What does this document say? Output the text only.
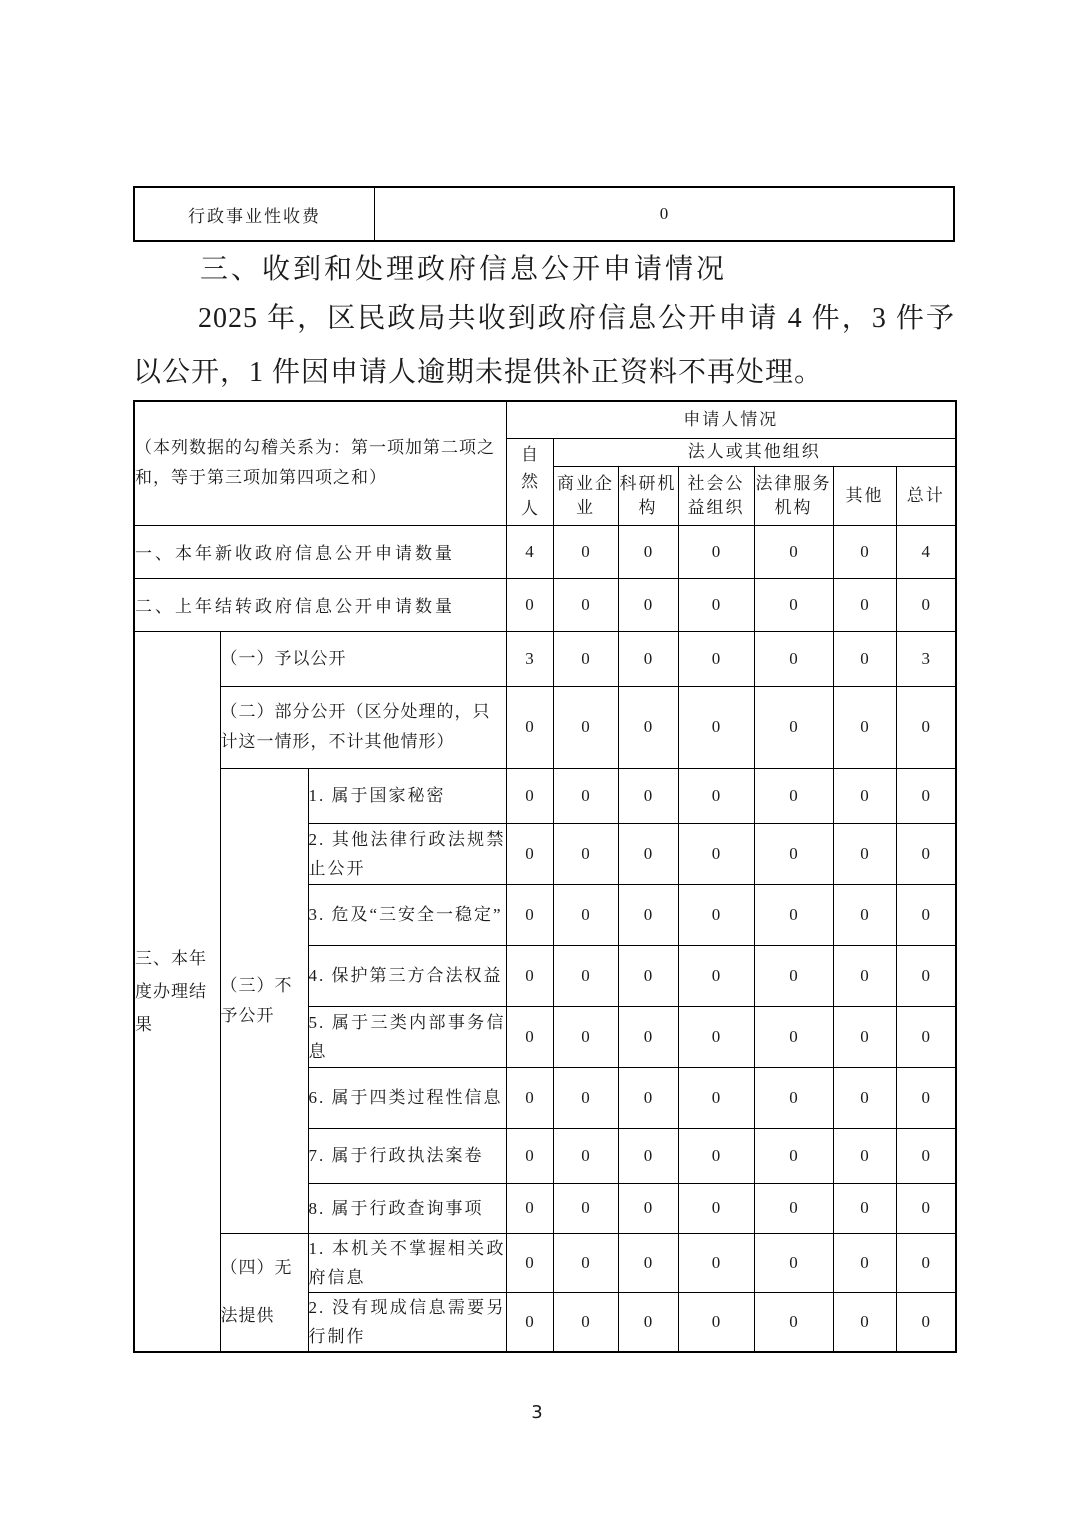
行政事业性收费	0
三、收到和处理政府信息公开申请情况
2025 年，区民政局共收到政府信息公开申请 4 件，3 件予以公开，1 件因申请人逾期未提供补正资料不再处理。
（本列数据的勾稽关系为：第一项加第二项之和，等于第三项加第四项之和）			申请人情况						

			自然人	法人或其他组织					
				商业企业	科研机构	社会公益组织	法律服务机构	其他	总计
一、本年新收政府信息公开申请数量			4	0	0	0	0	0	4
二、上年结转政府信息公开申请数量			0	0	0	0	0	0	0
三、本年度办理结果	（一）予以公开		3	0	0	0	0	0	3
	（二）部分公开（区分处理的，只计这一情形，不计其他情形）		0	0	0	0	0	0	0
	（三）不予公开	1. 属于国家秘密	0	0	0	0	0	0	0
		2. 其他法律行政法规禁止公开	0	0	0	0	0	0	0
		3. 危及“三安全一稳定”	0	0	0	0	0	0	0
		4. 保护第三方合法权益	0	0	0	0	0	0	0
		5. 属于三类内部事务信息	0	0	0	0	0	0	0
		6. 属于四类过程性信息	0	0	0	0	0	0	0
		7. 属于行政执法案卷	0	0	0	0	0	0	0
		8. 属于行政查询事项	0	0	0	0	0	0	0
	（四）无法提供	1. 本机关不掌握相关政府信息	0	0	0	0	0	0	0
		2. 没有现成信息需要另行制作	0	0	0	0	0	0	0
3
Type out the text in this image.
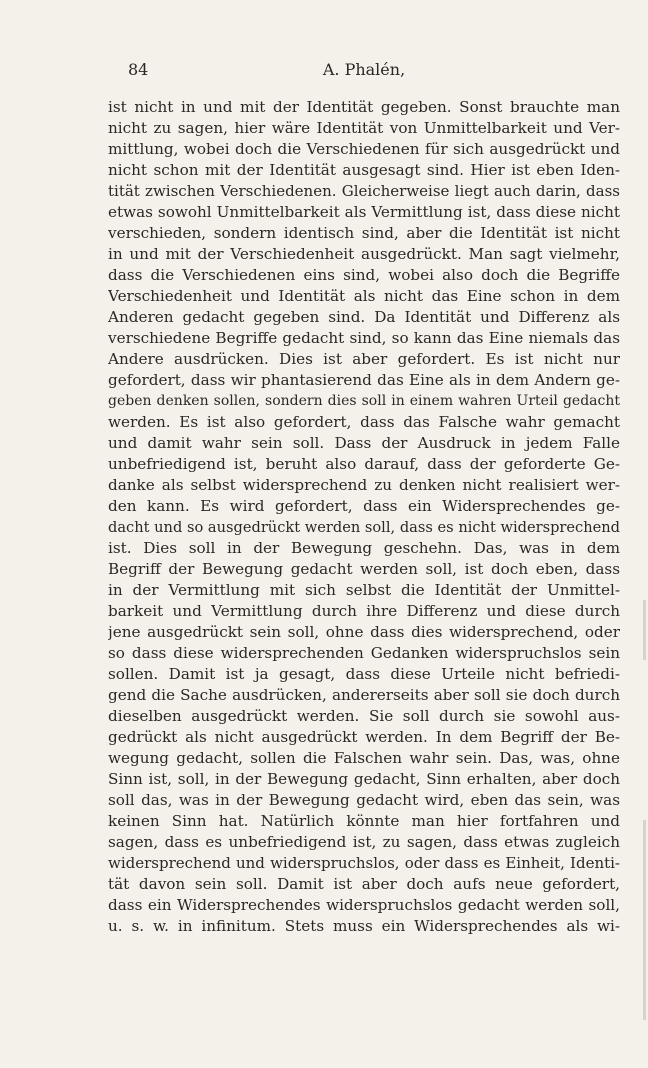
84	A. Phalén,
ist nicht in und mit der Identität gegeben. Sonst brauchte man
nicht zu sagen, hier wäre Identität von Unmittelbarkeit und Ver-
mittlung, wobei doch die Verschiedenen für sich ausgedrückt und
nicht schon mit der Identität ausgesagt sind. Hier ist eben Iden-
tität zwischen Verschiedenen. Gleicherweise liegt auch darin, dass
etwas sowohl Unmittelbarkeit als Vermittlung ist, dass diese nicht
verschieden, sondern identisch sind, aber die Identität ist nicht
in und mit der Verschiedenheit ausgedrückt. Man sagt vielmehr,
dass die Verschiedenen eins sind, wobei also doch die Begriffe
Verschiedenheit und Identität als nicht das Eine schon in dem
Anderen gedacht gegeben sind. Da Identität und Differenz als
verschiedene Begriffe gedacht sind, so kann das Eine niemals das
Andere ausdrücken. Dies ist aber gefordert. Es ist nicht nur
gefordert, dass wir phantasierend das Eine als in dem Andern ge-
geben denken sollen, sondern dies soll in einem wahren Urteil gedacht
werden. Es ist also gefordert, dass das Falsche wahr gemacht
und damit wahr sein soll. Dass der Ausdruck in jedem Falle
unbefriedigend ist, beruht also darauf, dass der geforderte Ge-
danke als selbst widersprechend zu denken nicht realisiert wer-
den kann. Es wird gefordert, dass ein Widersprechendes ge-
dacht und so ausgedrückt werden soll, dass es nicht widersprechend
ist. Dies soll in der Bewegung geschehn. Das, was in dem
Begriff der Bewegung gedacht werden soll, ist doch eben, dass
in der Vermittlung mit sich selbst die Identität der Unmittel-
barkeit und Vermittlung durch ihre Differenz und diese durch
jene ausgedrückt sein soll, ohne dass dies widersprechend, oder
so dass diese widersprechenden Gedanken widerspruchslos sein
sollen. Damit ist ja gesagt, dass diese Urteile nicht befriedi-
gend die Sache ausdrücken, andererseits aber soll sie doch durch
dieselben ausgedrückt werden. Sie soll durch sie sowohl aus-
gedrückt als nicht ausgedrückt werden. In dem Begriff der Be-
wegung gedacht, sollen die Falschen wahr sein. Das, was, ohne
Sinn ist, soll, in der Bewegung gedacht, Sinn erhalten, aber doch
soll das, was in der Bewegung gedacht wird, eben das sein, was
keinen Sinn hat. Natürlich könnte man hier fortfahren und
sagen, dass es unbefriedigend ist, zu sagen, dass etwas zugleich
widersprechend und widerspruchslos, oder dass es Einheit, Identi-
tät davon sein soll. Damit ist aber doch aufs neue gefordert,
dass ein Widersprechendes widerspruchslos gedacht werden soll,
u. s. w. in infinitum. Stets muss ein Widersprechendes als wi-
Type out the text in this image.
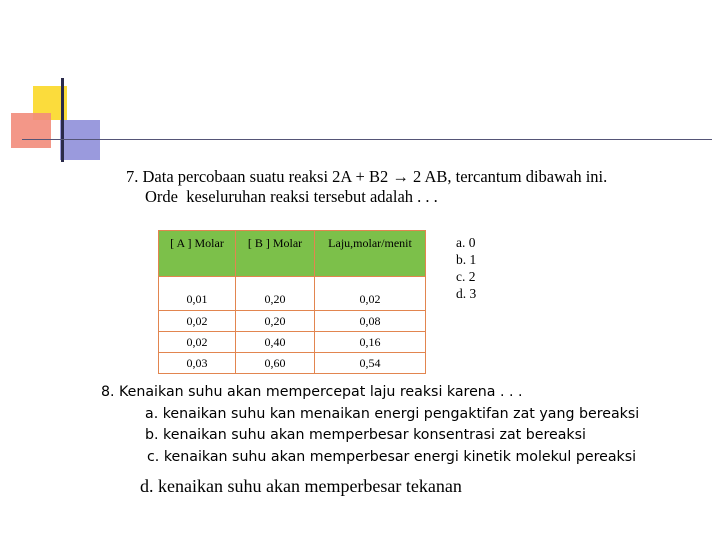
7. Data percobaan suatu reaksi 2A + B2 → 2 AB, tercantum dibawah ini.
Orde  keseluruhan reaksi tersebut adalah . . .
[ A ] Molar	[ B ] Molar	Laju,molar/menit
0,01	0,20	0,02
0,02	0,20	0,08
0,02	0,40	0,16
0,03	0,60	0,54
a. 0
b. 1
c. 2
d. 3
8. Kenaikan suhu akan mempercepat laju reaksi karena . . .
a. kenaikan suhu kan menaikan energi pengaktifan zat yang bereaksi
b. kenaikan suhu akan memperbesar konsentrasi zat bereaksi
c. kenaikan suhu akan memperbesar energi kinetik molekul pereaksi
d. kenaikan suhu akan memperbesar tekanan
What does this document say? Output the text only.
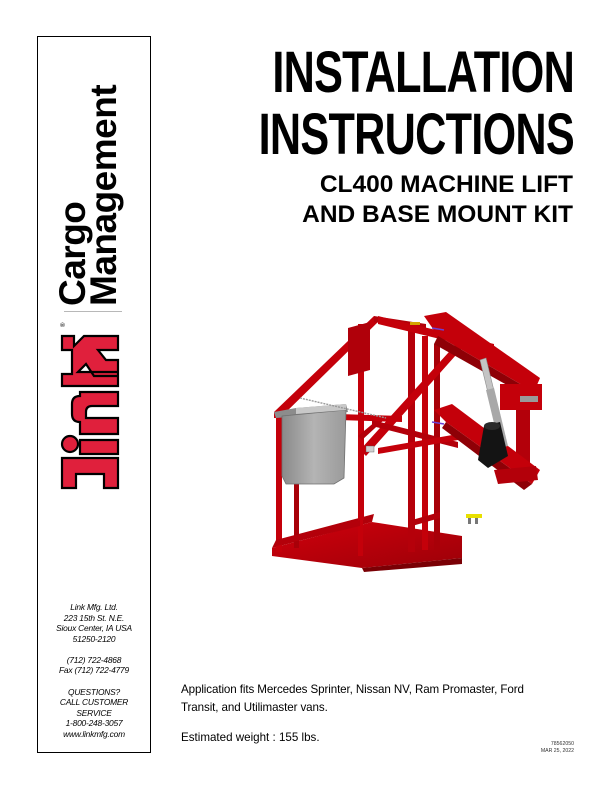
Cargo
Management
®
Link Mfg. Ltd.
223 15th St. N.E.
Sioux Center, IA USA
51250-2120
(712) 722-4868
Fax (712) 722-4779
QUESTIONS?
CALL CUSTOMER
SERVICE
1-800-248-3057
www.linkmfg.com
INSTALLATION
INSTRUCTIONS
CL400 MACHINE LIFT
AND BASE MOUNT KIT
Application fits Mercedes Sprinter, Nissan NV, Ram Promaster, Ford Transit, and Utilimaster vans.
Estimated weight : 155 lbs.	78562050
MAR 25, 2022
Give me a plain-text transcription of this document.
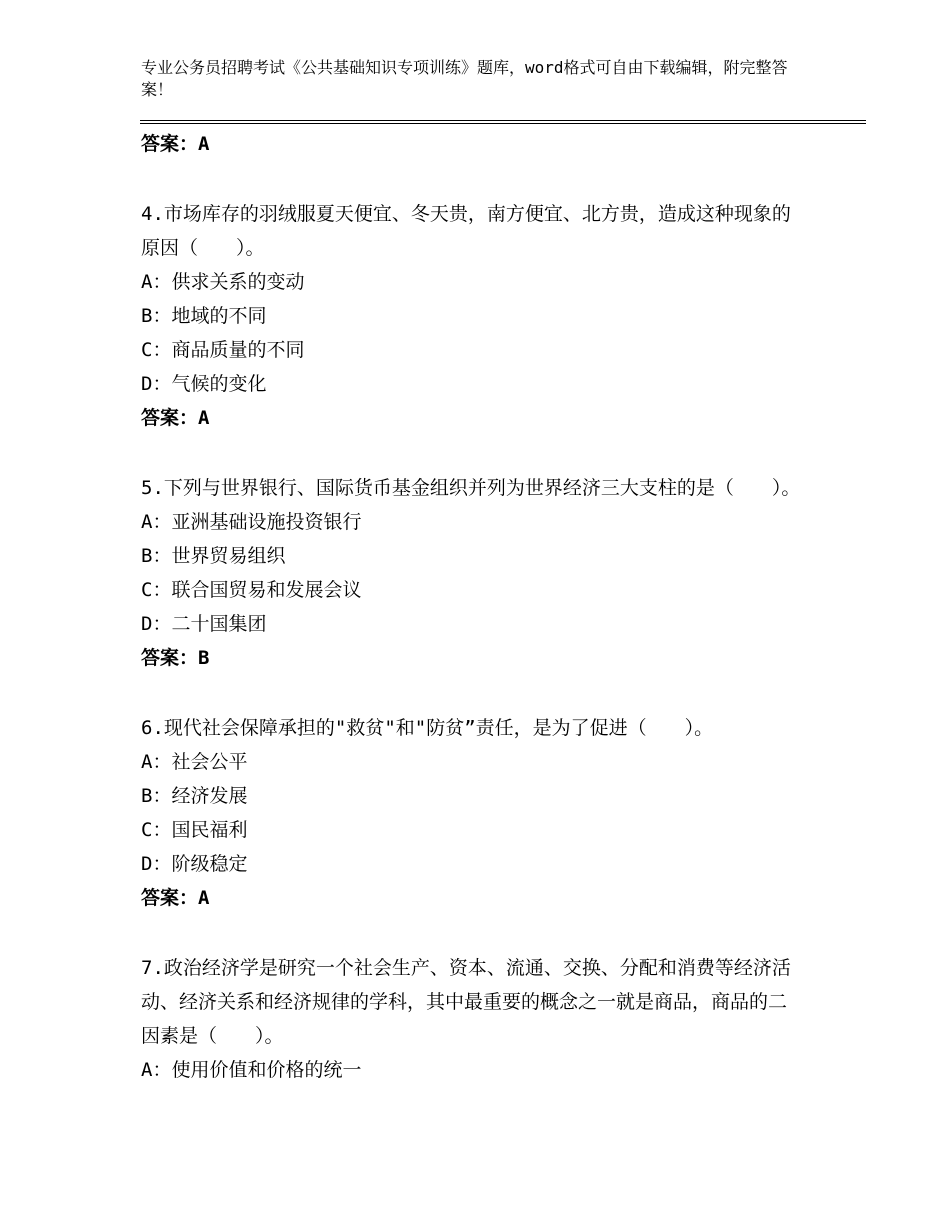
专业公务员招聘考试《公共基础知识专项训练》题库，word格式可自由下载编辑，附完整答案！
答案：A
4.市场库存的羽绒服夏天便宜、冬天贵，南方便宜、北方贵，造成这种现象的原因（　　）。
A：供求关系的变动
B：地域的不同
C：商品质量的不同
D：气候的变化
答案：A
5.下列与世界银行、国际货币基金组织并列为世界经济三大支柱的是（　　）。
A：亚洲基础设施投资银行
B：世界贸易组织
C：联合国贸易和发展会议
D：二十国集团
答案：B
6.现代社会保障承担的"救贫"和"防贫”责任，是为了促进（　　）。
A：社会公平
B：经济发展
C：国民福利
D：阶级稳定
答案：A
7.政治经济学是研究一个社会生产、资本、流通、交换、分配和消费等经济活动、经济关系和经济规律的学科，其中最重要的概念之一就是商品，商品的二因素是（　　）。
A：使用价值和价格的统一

● What needs to be done: Pictures are excluded; output everything else in the data verbatim.

● Result for this exercise:
What does this document say? Output the text only.
行政事业性收费	0
三、收到和处理政府信息公开申请情况
2025 年，区民政局共收到政府信息公开申请 4 件，3 件予以公开，1 件因申请人逾期未提供补正资料不再处理。
（本列数据的勾稽关系为：第一项加第二项之和，等于第三项加第四项之和）			申请人情况						

			自然人	法人或其他组织					
				商业企业	科研机构	社会公益组织	法律服务机构	其他	总计
一、本年新收政府信息公开申请数量			4	0	0	0	0	0	4
二、上年结转政府信息公开申请数量			0	0	0	0	0	0	0
三、本年度办理结果	（一）予以公开		3	0	0	0	0	0	3
	（二）部分公开（区分处理的，只计这一情形，不计其他情形）		0	0	0	0	0	0	0
	（三）不予公开	1. 属于国家秘密	0	0	0	0	0	0	0
		2. 其他法律行政法规禁止公开	0	0	0	0	0	0	0
		3. 危及“三安全一稳定”	0	0	0	0	0	0	0
		4. 保护第三方合法权益	0	0	0	0	0	0	0
		5. 属于三类内部事务信息	0	0	0	0	0	0	0
		6. 属于四类过程性信息	0	0	0	0	0	0	0
		7. 属于行政执法案卷	0	0	0	0	0	0	0
		8. 属于行政查询事项	0	0	0	0	0	0	0
	（四）无法提供	1. 本机关不掌握相关政府信息	0	0	0	0	0	0	0
		2. 没有现成信息需要另行制作	0	0	0	0	0	0	0
3
Type out the text in this image.
84	A. Phalén,
ist nicht in und mit der Identität gegeben. Sonst brauchte man
nicht zu sagen, hier wäre Identität von Unmittelbarkeit und Ver-
mittlung, wobei doch die Verschiedenen für sich ausgedrückt und
nicht schon mit der Identität ausgesagt sind. Hier ist eben Iden-
tität zwischen Verschiedenen. Gleicherweise liegt auch darin, dass
etwas sowohl Unmittelbarkeit als Vermittlung ist, dass diese nicht
verschieden, sondern identisch sind, aber die Identität ist nicht
in und mit der Verschiedenheit ausgedrückt. Man sagt vielmehr,
dass die Verschiedenen eins sind, wobei also doch die Begriffe
Verschiedenheit und Identität als nicht das Eine schon in dem
Anderen gedacht gegeben sind. Da Identität und Differenz als
verschiedene Begriffe gedacht sind, so kann das Eine niemals das
Andere ausdrücken. Dies ist aber gefordert. Es ist nicht nur
gefordert, dass wir phantasierend das Eine als in dem Andern ge-
geben denken sollen, sondern dies soll in einem wahren Urteil gedacht
werden. Es ist also gefordert, dass das Falsche wahr gemacht
und damit wahr sein soll. Dass der Ausdruck in jedem Falle
unbefriedigend ist, beruht also darauf, dass der geforderte Ge-
danke als selbst widersprechend zu denken nicht realisiert wer-
den kann. Es wird gefordert, dass ein Widersprechendes ge-
dacht und so ausgedrückt werden soll, dass es nicht widersprechend
ist. Dies soll in der Bewegung geschehn. Das, was in dem
Begriff der Bewegung gedacht werden soll, ist doch eben, dass
in der Vermittlung mit sich selbst die Identität der Unmittel-
barkeit und Vermittlung durch ihre Differenz und diese durch
jene ausgedrückt sein soll, ohne dass dies widersprechend, oder
so dass diese widersprechenden Gedanken widerspruchslos sein
sollen. Damit ist ja gesagt, dass diese Urteile nicht befriedi-
gend die Sache ausdrücken, andererseits aber soll sie doch durch
dieselben ausgedrückt werden. Sie soll durch sie sowohl aus-
gedrückt als nicht ausgedrückt werden. In dem Begriff der Be-
wegung gedacht, sollen die Falschen wahr sein. Das, was, ohne
Sinn ist, soll, in der Bewegung gedacht, Sinn erhalten, aber doch
soll das, was in der Bewegung gedacht wird, eben das sein, was
keinen Sinn hat. Natürlich könnte man hier fortfahren und
sagen, dass es unbefriedigend ist, zu sagen, dass etwas zugleich
widersprechend und widerspruchslos, oder dass es Einheit, Identi-
tät davon sein soll. Damit ist aber doch aufs neue gefordert,
dass ein Widersprechendes widerspruchslos gedacht werden soll,
u. s. w. in infinitum. Stets muss ein Widersprechendes als wi-
Type out the text in this image.
7. Data percobaan suatu reaksi 2A + B2 → 2 AB, tercantum dibawah ini.
Orde  keseluruhan reaksi tersebut adalah . . .
[ A ] Molar	[ B ] Molar	Laju,molar/menit
0,01	0,20	0,02
0,02	0,20	0,08
0,02	0,40	0,16
0,03	0,60	0,54
a. 0
b. 1
c. 2
d. 3
8. Kenaikan suhu akan mempercepat laju reaksi karena . . .
a. kenaikan suhu kan menaikan energi pengaktifan zat yang bereaksi
b. kenaikan suhu akan memperbesar konsentrasi zat bereaksi
c. kenaikan suhu akan memperbesar energi kinetik molekul pereaksi
d. kenaikan suhu akan memperbesar tekanan
What does this document say? Output the text only.
Cargo
Management
®
Link Mfg. Ltd.
223 15th St. N.E.
Sioux Center, IA USA
51250-2120
(712) 722-4868
Fax (712) 722-4779
QUESTIONS?
CALL CUSTOMER
SERVICE
1-800-248-3057
www.linkmfg.com
INSTALLATION
INSTRUCTIONS
CL400 MACHINE LIFT
AND BASE MOUNT KIT
Application fits Mercedes Sprinter, Nissan NV, Ram Promaster, Ford Transit, and Utilimaster vans.
Estimated weight : 155 lbs.	78562050
MAR 25, 2022
Give me a plain-text transcription of this document.
专业公务员招聘考试《公共基础知识专项训练》题库，word格式可自由下载编辑，附完整答案！
答案：A
4.市场库存的羽绒服夏天便宜、冬天贵，南方便宜、北方贵，造成这种现象的原因（　　）。
A：供求关系的变动
B：地域的不同
C：商品质量的不同
D：气候的变化
答案：A
5.下列与世界银行、国际货币基金组织并列为世界经济三大支柱的是（　　）。
A：亚洲基础设施投资银行
B：世界贸易组织
C：联合国贸易和发展会议
D：二十国集团
答案：B
6.现代社会保障承担的"救贫"和"防贫”责任，是为了促进（　　）。
A：社会公平
B：经济发展
C：国民福利
D：阶级稳定
答案：A
7.政治经济学是研究一个社会生产、资本、流通、交换、分配和消费等经济活动、经济关系和经济规律的学科，其中最重要的概念之一就是商品，商品的二因素是（　　）。
A：使用价值和价格的统一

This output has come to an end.